[start of Provided data]

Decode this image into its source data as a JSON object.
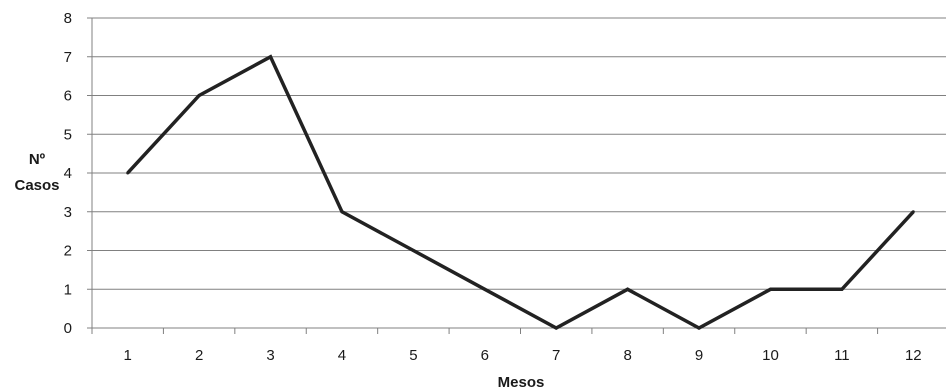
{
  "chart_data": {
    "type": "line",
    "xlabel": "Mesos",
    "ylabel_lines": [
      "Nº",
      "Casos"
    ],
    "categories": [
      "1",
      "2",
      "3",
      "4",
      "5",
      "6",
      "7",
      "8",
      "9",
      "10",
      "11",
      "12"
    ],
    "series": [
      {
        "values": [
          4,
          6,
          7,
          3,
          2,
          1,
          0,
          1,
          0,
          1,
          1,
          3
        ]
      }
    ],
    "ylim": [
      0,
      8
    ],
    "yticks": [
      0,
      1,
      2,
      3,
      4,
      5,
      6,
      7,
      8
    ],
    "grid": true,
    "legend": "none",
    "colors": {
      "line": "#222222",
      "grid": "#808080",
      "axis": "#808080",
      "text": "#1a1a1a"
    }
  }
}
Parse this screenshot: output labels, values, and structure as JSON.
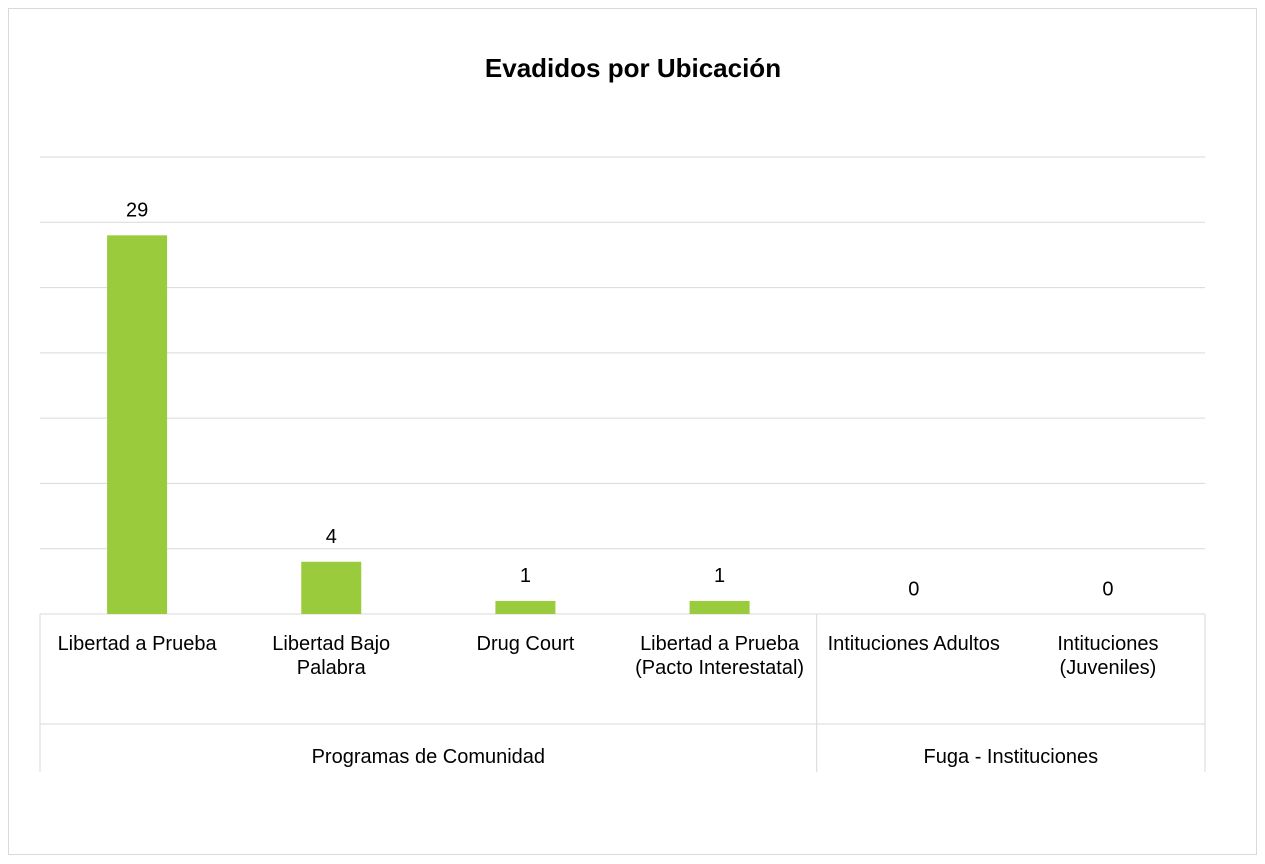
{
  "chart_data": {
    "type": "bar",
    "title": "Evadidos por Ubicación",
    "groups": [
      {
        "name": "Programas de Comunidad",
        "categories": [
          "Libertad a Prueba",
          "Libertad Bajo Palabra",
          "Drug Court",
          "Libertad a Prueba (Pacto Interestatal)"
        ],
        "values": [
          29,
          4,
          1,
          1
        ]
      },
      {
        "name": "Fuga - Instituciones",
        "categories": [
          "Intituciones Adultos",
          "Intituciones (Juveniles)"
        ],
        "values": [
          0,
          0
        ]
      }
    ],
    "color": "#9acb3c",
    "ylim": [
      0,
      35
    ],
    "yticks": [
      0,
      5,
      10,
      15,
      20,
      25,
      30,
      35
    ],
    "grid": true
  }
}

[end of Provided data]

Task directions :: Show every line above in which the word "this" occurs.

Result below ::
Decode this image into its source data as a JSON object.
Parse this screenshot: output labels, values, and structure as JSON.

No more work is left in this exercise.